Consigne |
Rédigez la suite de l'extrait sur les liens du Venezuela avec l'Afrique du Sud et la Guinée équatoriale, en reprenant après sa dernière phrase.

Extrait |
★ ★ ★ ★

Le mot "inclusif" semble avoir une certaine importance (au moins au niveau des déclarations) dans ces relations. A la suite d’une rencontre le 17 janvier 2019 à New York entre le ministre des Affaires étrangères de Nicolas Maduro, Jorge Arreaza, et l’ambassadeur sud-africain à l’ONU, Jerry Matthews Matjila, un communiqué officiel vénézuélien explique ainsi que la rencontre "était destinée à renforcer la coopération Sud-Sud, un mécanisme basé sur le développement de pays qui ont des problèmes communs, par les échanges commerciaux, les expériences et l’inclusion". Sans plus de précisions. Les deux souhaitent mettre en place de "nouveaux projets". Là encore sans plus de précisions.
Le Venezuela entend créer avec la première puissance économique d’Afrique "une zone économique libre, capable de s’opposer à l’hégémonie politique et commerciale de l’Occident", expliquait le site sud-africain IOL à l’occasion d’une visite de Jorge Arreaza à Pretoria en juillet 2018. Lequel a rappelé que "plus de 50% des Vénézuéliens ont une peau sombre et, d'une manière ou d'une autre, un lien avec l'Afrique".
Au-delà des mots et des considérations idéologiques, "il y une grande complémentarité entre les deux économies : l’Afrique du Sud a besoin de pétrole", tandis que le Venezuela s’intéresse à "l’or et aux diamants" de son partenaire, a précisé de son côté le vice-ministre vénézuélien pour l’Afrique.
Les hydrocarbures d'abord
L’énergie est aussi l’une des bases des relations entre le Venezuela et la Guinée équatoriale, tous deux producteurs de pétrole qui n’entretiennent des relations diplomatiques que depuis 1981. Malabo envisage ainsi de construire un complexe de raffinage, d’un montant de deux milliards de dollars, qui serait exploité par l’entreprise d’Etat vénézuélienne PDVSA.

★ ★ ★ ★

Entrées du jeu de données
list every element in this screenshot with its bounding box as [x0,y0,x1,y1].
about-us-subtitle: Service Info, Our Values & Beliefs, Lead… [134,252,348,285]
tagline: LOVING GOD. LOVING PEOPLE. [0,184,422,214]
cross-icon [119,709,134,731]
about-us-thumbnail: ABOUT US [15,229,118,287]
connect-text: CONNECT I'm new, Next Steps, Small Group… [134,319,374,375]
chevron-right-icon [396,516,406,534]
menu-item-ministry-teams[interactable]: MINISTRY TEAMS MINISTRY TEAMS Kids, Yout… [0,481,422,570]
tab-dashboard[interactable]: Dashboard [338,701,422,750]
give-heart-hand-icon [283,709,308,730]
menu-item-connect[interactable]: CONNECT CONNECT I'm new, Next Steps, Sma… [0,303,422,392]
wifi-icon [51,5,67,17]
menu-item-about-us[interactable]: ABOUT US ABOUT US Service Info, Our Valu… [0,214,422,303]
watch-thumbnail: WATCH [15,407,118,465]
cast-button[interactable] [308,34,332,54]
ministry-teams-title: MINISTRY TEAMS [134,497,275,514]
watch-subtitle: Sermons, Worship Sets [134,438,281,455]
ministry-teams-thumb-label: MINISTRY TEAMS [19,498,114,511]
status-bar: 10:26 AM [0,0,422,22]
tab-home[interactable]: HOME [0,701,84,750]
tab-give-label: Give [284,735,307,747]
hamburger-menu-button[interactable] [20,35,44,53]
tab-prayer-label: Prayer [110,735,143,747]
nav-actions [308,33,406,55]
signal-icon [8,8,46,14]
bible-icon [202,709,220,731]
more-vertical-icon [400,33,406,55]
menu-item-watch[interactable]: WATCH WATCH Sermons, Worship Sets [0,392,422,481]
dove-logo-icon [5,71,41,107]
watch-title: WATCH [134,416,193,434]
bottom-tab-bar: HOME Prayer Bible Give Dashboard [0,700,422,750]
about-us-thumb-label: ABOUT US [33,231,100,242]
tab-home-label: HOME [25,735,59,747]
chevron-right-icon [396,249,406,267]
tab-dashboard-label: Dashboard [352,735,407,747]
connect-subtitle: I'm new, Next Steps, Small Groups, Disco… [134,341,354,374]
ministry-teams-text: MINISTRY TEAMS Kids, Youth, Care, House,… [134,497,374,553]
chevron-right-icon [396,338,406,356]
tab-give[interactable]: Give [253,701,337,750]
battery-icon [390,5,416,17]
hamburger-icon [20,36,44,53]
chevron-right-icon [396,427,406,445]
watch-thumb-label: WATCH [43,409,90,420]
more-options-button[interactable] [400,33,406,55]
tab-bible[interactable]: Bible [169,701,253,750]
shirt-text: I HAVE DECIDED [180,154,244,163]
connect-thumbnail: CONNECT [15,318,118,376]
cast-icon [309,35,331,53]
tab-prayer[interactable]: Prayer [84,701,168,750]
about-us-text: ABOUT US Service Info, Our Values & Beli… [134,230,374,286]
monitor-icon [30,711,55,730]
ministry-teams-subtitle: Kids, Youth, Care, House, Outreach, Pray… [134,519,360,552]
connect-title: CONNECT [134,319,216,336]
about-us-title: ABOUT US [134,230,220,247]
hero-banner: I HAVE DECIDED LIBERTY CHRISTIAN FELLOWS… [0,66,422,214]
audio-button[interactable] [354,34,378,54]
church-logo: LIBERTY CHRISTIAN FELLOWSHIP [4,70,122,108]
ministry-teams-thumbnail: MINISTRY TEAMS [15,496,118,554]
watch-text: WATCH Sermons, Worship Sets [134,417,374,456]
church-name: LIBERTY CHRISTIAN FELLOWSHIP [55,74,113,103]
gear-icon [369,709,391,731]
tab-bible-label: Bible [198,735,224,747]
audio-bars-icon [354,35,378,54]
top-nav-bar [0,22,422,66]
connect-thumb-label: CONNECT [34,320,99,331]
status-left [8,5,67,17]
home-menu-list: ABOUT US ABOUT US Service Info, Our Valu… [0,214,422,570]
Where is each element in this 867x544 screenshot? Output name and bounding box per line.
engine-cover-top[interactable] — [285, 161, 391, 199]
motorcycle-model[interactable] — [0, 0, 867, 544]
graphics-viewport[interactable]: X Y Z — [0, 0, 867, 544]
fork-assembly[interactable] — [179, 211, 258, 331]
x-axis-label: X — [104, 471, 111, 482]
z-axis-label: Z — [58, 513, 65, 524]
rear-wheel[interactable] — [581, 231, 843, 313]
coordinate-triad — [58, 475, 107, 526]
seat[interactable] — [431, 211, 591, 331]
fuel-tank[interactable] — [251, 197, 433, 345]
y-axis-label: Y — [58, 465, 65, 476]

★ ★ ★ ★

Réponse |
Comme l’économie vénézuélienne, celle de la Guinée est largement dépendante du pétrole (86% de son PIB et 99% des exportations). Résultat, les deux pays connaissent une situation similaire en raison des prix bas des hydrocarbures : crise économique et "diminution significative des réserves de change". Dans ce contexte, ces deux membres de l’Organisation des pays exportateurs de pétrole se sont concertés pour mettre en place les mesures décidées par l’Opep et tenter ainsi d’enrayer la chute des cours du brut.
Guinea Ecuatorial advierte del impacto de la crisis venezolana en el mercado de crudo.@GabrielObiang @EnergyYear @2019Ge @miningegronda @nahscoeqguinea @egmmh @EITI_EG#EGaronda2019 #equatorialguinea #Venezuela https://t.co/d815kLkUbt pic.twitter.com/gxD78bdPF4
— GUINEAMarket (@GuineaMarket) 1 mars 2019
(Traduction : la Guinée équatoriale met en garde contre l'impact de la crise vénézuélienne sur le marché du brut")
Dans le même temps, les autorités guinéennes sont très attentives à l'évolution de la situation, comme le montre le tweet ci-dessus. "Nous voulons évidemment un dialogue, nous ne voulons pas de violence (...), car cela nuirait au développement du pays (le Venezuela, NDLR) pendant de nombreuses années. Mais honnêtement, cela aura un impact sérieux sur l'avenir à long terme", a déclaré le ministre des Mines et des Hydrocarbures, Gabriel Mbaga Obiang Limia, cité par le site guineainfomarket.com, en réponse à la question de savoir si l'instabilité politique au Venezuela aura une influence sur le marché pétrolier.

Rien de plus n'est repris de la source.